- Exercise input
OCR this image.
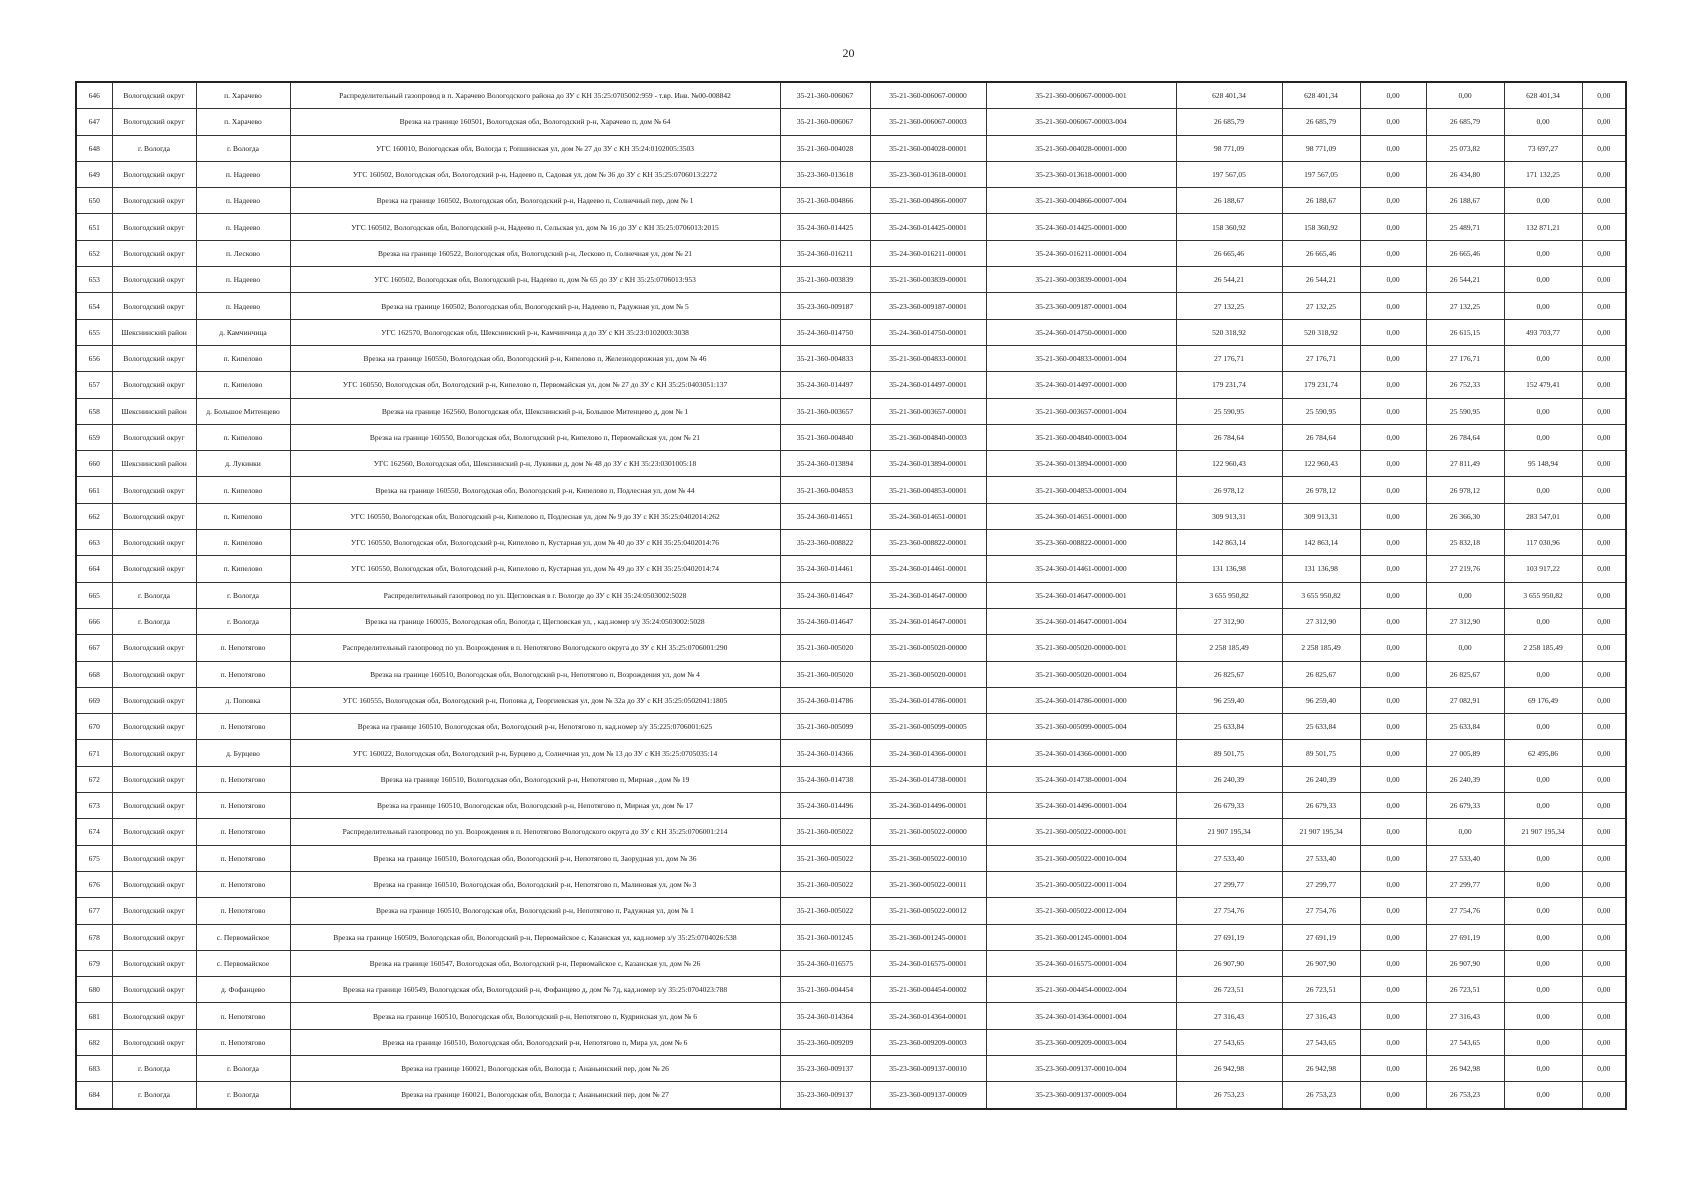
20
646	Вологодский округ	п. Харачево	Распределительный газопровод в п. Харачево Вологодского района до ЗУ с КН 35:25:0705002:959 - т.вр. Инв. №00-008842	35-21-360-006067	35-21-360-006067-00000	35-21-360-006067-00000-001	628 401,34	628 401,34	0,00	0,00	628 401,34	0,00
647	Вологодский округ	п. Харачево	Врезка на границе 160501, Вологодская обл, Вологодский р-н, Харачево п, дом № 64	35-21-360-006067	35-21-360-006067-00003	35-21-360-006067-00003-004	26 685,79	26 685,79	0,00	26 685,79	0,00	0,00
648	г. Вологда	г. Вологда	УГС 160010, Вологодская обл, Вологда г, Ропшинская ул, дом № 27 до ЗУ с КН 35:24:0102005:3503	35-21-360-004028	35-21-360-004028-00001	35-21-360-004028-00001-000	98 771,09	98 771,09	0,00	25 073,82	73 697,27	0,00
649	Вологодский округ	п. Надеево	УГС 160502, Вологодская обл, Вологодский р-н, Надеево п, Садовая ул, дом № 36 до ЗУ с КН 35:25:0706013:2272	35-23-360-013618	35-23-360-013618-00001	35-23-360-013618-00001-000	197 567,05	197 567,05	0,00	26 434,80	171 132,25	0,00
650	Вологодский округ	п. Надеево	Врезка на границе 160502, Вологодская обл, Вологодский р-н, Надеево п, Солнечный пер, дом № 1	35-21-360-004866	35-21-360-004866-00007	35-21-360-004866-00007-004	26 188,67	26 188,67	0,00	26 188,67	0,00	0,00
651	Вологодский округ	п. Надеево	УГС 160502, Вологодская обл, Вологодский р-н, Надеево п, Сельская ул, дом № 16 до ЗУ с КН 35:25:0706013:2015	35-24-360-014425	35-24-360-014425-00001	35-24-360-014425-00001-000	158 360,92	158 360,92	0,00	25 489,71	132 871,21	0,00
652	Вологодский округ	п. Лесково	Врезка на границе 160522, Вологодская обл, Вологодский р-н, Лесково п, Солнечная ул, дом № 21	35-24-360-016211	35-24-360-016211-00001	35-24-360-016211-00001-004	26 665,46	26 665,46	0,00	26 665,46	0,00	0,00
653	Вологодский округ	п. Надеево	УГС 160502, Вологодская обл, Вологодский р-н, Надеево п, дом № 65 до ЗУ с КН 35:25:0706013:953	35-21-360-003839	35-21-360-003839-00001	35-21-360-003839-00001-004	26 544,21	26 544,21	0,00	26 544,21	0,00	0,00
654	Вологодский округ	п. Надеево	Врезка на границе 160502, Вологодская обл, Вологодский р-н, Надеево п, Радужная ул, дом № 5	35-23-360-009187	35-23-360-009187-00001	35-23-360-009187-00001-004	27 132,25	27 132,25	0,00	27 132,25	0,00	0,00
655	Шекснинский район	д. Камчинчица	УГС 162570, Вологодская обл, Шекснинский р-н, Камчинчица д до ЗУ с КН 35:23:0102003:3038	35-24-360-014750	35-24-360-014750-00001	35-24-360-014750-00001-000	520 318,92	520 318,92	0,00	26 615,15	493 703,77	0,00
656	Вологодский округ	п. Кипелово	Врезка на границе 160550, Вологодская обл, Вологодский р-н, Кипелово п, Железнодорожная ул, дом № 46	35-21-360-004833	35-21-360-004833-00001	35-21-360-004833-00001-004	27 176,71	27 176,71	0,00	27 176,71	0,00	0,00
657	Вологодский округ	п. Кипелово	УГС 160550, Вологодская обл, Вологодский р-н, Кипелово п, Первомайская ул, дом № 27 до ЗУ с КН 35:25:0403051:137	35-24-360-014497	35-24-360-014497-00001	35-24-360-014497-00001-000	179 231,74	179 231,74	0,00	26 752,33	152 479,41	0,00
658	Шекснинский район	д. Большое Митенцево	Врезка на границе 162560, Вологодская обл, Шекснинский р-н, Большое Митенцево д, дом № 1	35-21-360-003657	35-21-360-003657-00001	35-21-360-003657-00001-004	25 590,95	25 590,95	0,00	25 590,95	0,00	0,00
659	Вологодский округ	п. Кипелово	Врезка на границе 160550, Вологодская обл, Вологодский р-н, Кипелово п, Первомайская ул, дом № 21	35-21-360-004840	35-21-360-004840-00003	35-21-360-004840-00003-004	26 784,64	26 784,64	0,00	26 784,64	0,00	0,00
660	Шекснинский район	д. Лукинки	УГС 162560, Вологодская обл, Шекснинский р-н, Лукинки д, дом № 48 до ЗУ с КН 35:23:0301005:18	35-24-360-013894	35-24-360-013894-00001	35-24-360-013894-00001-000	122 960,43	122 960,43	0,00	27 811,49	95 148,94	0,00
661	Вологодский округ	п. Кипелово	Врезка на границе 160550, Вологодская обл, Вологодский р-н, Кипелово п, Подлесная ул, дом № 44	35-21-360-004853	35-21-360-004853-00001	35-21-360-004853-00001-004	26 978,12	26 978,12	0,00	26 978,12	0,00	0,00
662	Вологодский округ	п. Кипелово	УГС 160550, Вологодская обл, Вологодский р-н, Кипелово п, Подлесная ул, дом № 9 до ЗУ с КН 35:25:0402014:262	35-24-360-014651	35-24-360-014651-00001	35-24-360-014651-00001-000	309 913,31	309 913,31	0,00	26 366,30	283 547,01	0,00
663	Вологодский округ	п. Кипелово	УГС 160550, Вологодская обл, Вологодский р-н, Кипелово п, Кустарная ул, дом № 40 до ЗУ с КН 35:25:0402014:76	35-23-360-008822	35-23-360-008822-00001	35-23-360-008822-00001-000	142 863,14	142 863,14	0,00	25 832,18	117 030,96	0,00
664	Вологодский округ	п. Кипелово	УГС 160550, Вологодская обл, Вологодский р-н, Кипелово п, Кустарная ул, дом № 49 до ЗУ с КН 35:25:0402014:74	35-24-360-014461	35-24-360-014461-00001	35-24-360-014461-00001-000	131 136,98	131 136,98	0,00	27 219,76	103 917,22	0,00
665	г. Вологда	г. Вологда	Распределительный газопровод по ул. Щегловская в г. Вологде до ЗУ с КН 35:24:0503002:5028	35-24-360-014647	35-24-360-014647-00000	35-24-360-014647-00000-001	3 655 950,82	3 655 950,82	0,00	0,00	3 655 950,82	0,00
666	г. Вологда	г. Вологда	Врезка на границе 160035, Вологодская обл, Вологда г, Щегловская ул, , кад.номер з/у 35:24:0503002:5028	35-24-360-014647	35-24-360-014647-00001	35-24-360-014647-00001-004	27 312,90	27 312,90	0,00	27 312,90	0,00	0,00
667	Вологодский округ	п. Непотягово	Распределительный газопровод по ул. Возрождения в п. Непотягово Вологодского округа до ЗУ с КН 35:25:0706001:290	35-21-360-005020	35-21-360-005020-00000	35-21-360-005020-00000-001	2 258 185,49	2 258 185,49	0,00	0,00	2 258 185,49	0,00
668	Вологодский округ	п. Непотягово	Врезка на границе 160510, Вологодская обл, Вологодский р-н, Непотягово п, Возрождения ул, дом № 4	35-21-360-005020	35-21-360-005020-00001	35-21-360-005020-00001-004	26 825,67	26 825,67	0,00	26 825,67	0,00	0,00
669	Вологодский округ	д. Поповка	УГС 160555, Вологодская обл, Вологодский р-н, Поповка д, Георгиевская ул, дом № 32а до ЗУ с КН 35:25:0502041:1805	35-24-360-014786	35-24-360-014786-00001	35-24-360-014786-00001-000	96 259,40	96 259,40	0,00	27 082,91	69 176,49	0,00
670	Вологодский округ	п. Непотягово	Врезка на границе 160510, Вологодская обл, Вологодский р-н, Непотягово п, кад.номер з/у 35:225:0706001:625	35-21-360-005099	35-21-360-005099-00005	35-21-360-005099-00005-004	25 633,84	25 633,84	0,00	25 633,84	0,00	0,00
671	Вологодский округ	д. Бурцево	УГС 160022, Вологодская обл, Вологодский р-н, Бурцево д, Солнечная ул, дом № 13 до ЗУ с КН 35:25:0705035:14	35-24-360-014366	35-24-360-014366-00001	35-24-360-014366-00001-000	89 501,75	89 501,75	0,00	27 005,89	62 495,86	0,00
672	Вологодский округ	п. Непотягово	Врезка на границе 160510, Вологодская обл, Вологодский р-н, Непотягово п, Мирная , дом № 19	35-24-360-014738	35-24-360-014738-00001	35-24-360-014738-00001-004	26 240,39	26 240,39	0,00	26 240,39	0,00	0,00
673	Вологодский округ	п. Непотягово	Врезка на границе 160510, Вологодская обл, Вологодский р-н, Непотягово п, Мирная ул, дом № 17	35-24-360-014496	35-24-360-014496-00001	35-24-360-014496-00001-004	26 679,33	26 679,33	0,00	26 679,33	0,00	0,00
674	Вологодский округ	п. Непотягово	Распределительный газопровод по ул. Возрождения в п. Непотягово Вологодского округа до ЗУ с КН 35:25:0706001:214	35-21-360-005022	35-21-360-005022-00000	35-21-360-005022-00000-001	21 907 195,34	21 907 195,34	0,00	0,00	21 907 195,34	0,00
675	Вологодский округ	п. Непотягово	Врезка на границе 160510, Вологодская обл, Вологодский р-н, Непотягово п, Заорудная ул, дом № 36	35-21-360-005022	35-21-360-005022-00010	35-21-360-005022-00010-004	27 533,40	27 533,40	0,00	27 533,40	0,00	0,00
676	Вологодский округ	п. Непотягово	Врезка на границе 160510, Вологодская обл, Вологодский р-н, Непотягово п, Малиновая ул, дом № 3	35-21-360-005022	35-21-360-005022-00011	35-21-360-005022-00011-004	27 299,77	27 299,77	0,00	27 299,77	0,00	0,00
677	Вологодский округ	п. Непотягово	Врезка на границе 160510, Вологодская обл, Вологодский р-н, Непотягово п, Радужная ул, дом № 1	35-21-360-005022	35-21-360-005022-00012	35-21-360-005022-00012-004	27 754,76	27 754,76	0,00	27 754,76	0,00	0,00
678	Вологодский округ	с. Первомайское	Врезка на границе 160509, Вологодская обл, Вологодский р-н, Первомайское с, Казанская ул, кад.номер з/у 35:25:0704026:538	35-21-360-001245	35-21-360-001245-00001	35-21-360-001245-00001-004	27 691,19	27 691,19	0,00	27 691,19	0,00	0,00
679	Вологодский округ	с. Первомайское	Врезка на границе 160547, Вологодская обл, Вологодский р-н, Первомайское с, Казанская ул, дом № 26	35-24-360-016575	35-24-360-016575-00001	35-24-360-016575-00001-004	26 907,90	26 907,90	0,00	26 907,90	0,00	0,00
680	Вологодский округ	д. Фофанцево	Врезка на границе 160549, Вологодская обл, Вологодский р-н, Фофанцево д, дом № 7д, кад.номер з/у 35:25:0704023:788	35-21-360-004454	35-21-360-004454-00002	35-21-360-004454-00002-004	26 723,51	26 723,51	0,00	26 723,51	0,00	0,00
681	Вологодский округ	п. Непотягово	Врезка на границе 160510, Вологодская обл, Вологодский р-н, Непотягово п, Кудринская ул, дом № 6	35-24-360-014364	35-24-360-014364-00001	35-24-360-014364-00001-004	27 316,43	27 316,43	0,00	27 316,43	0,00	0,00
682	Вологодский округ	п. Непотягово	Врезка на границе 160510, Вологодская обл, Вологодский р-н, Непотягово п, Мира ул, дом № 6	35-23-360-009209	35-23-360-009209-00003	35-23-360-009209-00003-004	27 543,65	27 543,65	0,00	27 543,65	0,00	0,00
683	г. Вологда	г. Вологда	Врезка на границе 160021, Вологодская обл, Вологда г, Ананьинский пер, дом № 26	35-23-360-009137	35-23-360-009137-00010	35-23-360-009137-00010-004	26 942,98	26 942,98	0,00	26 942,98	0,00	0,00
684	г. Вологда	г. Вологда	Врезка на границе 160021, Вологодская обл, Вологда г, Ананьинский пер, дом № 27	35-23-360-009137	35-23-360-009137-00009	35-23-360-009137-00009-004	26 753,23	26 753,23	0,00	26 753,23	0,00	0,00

- What is needed
Filter the listing above by the word "Радужная"; copy each line that passes.

- Exercise solution
654	Вологодский округ	п. Надеево	Врезка на границе 160502, Вологодская обл, Вологодский р-н, Надеево п, Радужная ул, дом № 5	35-23-360-009187	35-23-360-009187-00001	35-23-360-009187-00001-004	27 132,25	27 132,25	0,00	27 132,25	0,00	0,00
677	Вологодский округ	п. Непотягово	Врезка на границе 160510, Вологодская обл, Вологодский р-н, Непотягово п, Радужная ул, дом № 1	35-21-360-005022	35-21-360-005022-00012	35-21-360-005022-00012-004	27 754,76	27 754,76	0,00	27 754,76	0,00	0,00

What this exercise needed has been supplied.